═══ The records ═══

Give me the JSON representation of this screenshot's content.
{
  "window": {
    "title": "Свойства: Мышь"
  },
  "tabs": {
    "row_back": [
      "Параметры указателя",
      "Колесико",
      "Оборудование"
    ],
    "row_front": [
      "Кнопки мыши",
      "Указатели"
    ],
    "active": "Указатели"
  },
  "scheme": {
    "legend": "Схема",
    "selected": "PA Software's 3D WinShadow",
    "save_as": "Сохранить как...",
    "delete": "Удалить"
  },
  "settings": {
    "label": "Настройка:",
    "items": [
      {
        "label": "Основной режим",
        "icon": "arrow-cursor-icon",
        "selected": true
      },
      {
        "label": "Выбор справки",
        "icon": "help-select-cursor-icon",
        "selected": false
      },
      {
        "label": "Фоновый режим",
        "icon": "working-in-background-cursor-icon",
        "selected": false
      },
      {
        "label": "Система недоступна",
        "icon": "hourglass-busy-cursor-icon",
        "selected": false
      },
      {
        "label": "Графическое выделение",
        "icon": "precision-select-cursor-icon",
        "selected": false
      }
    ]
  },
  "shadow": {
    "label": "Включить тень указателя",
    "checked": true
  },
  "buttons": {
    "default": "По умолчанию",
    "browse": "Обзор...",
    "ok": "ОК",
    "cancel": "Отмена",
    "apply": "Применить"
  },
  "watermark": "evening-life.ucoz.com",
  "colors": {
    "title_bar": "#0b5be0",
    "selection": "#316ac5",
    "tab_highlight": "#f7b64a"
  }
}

═══

> _Exercise goal_: Please restate the data word for word, every record included.

> _Answer to the exercise_:
Give me the JSON representation of this screenshot's content.
{
  "window": {
    "title": "Свойства: Мышь"
  },
  "tabs": {
    "row_back": [
      "Параметры указателя",
      "Колесико",
      "Оборудование"
    ],
    "row_front": [
      "Кнопки мыши",
      "Указатели"
    ],
    "active": "Указатели"
  },
  "scheme": {
    "legend": "Схема",
    "selected": "PA Software's 3D WinShadow",
    "save_as": "Сохранить как...",
    "delete": "Удалить"
  },
  "settings": {
    "label": "Настройка:",
    "items": [
      {
        "label": "Основной режим",
        "icon": "arrow-cursor-icon",
        "selected": true
      },
      {
        "label": "Выбор справки",
        "icon": "help-select-cursor-icon",
        "selected": false
      },
      {
        "label": "Фоновый режим",
        "icon": "working-in-background-cursor-icon",
        "selected": false
      },
      {
        "label": "Система недоступна",
        "icon": "hourglass-busy-cursor-icon",
        "selected": false
      },
      {
        "label": "Графическое выделение",
        "icon": "precision-select-cursor-icon",
        "selected": false
      }
    ]
  },
  "shadow": {
    "label": "Включить тень указателя",
    "checked": true
  },
  "buttons": {
    "default": "По умолчанию",
    "browse": "Обзор...",
    "ok": "ОК",
    "cancel": "Отмена",
    "apply": "Применить"
  },
  "watermark": "evening-life.ucoz.com",
  "colors": {
    "title_bar": "#0b5be0",
    "selection": "#316ac5",
    "tab_highlight": "#f7b64a"
  }
}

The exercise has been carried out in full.